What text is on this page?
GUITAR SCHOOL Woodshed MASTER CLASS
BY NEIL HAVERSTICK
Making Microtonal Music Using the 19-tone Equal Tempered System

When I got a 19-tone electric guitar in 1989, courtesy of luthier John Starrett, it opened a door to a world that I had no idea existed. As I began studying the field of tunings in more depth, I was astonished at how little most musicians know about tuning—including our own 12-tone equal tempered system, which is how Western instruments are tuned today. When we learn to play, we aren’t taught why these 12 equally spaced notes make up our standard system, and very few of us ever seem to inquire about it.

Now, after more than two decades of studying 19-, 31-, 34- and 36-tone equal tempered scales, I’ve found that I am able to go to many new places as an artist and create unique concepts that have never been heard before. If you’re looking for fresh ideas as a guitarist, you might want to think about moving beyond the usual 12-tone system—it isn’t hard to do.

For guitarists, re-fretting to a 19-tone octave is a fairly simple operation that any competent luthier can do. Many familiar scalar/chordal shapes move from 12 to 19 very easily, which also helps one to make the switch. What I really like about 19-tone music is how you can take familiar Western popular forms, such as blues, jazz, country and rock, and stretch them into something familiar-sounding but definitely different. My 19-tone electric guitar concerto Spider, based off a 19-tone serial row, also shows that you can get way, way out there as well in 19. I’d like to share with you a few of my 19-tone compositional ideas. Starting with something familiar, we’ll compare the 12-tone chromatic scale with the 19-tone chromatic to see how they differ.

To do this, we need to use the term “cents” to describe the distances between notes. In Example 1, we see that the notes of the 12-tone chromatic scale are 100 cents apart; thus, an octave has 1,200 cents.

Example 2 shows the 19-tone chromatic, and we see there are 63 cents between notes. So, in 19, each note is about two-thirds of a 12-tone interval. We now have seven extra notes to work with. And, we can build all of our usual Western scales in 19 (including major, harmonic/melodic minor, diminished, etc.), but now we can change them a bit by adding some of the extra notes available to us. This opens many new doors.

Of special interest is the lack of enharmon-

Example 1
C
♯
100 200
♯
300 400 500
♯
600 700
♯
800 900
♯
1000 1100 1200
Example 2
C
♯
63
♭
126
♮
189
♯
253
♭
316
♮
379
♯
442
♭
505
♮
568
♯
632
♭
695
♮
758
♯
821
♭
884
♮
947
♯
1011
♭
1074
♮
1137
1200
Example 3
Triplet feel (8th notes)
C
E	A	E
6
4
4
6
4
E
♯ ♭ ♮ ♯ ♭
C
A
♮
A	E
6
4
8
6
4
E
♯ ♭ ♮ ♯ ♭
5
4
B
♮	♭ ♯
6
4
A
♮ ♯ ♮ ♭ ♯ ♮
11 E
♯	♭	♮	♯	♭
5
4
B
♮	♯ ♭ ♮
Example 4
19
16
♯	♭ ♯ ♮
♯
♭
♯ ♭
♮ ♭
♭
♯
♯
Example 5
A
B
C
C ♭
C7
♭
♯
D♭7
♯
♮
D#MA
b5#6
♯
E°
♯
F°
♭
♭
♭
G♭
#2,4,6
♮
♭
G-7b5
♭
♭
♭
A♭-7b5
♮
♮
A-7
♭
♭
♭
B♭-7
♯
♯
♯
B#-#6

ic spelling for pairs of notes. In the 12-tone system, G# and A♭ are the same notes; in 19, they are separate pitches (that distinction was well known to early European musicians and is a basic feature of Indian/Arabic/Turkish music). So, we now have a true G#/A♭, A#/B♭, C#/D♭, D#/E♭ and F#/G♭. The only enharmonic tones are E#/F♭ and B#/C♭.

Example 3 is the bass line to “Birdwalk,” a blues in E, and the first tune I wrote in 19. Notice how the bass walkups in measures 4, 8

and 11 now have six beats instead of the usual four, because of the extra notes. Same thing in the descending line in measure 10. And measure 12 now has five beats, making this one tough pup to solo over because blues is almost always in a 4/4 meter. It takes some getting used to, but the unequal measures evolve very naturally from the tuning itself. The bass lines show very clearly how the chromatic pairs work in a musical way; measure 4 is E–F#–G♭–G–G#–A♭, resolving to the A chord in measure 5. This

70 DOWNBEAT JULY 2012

--------------------------------

PROBLEM TO WORK ON → Extract the data in full. Keep it word for word.

THE RESPONSE →
What text is on this page?
GUITAR SCHOOL Woodshed MASTER CLASS
BY NEIL HAVERSTICK
Making Microtonal Music Using the 19-tone Equal Tempered System

When I got a 19-tone electric guitar in 1989, courtesy of luthier John Starrett, it opened a door to a world that I had no idea existed. As I began studying the field of tunings in more depth, I was astonished at how little most musicians know about tuning—including our own 12-tone equal tempered system, which is how Western instruments are tuned today. When we learn to play, we aren’t taught why these 12 equally spaced notes make up our standard system, and very few of us ever seem to inquire about it.

Now, after more than two decades of studying 19-, 31-, 34- and 36-tone equal tempered scales, I’ve found that I am able to go to many new places as an artist and create unique concepts that have never been heard before. If you’re looking for fresh ideas as a guitarist, you might want to think about moving beyond the usual 12-tone system—it isn’t hard to do.

For guitarists, re-fretting to a 19-tone octave is a fairly simple operation that any competent luthier can do. Many familiar scalar/chordal shapes move from 12 to 19 very easily, which also helps one to make the switch. What I really like about 19-tone music is how you can take familiar Western popular forms, such as blues, jazz, country and rock, and stretch them into something familiar-sounding but definitely different. My 19-tone electric guitar concerto Spider, based off a 19-tone serial row, also shows that you can get way, way out there as well in 19. I’d like to share with you a few of my 19-tone compositional ideas. Starting with something familiar, we’ll compare the 12-tone chromatic scale with the 19-tone chromatic to see how they differ.

To do this, we need to use the term “cents” to describe the distances between notes. In Example 1, we see that the notes of the 12-tone chromatic scale are 100 cents apart; thus, an octave has 1,200 cents.

Example 2 shows the 19-tone chromatic, and we see there are 63 cents between notes. So, in 19, each note is about two-thirds of a 12-tone interval. We now have seven extra notes to work with. And, we can build all of our usual Western scales in 19 (including major, harmonic/melodic minor, diminished, etc.), but now we can change them a bit by adding some of the extra notes available to us. This opens many new doors.

Of special interest is the lack of enharmon-

Example 1
C
♯
100 200
♯
300 400 500
♯
600 700
♯
800 900
♯
1000 1100 1200
Example 2
C
♯
63
♭
126
♮
189
♯
253
♭
316
♮
379
♯
442
♭
505
♮
568
♯
632
♭
695
♮
758
♯
821
♭
884
♮
947
♯
1011
♭
1074
♮
1137
1200
Example 3
Triplet feel (8th notes)
C
E	A	E
6
4
4
6
4
E
♯ ♭ ♮ ♯ ♭
C
A
♮
A	E
6
4
8
6
4
E
♯ ♭ ♮ ♯ ♭
5
4
B
♮	♭ ♯
6
4
A
♮ ♯ ♮ ♭ ♯ ♮
11 E
♯	♭	♮	♯	♭
5
4
B
♮	♯ ♭ ♮
Example 4
19
16
♯	♭ ♯ ♮
♯
♭
♯ ♭
♮ ♭
♭
♯
♯
Example 5
A
B
C
C ♭
C7
♭
♯
D♭7
♯
♮
D#MA
b5#6
♯
E°
♯
F°
♭
♭
♭
G♭
#2,4,6
♮
♭
G-7b5
♭
♭
♭
A♭-7b5
♮
♮
A-7
♭
♭
♭
B♭-7
♯
♯
♯
B#-#6

ic spelling for pairs of notes. In the 12-tone system, G# and A♭ are the same notes; in 19, they are separate pitches (that distinction was well known to early European musicians and is a basic feature of Indian/Arabic/Turkish music). So, we now have a true G#/A♭, A#/B♭, C#/D♭, D#/E♭ and F#/G♭. The only enharmonic tones are E#/F♭ and B#/C♭.

Example 3 is the bass line to “Birdwalk,” a blues in E, and the first tune I wrote in 19. Notice how the bass walkups in measures 4, 8

and 11 now have six beats instead of the usual four, because of the extra notes. Same thing in the descending line in measure 10. And measure 12 now has five beats, making this one tough pup to solo over because blues is almost always in a 4/4 meter. It takes some getting used to, but the unequal measures evolve very naturally from the tuning itself. The bass lines show very clearly how the chromatic pairs work in a musical way; measure 4 is E–F#–G♭–G–G#–A♭, resolving to the A chord in measure 5. This

70 DOWNBEAT JULY 2012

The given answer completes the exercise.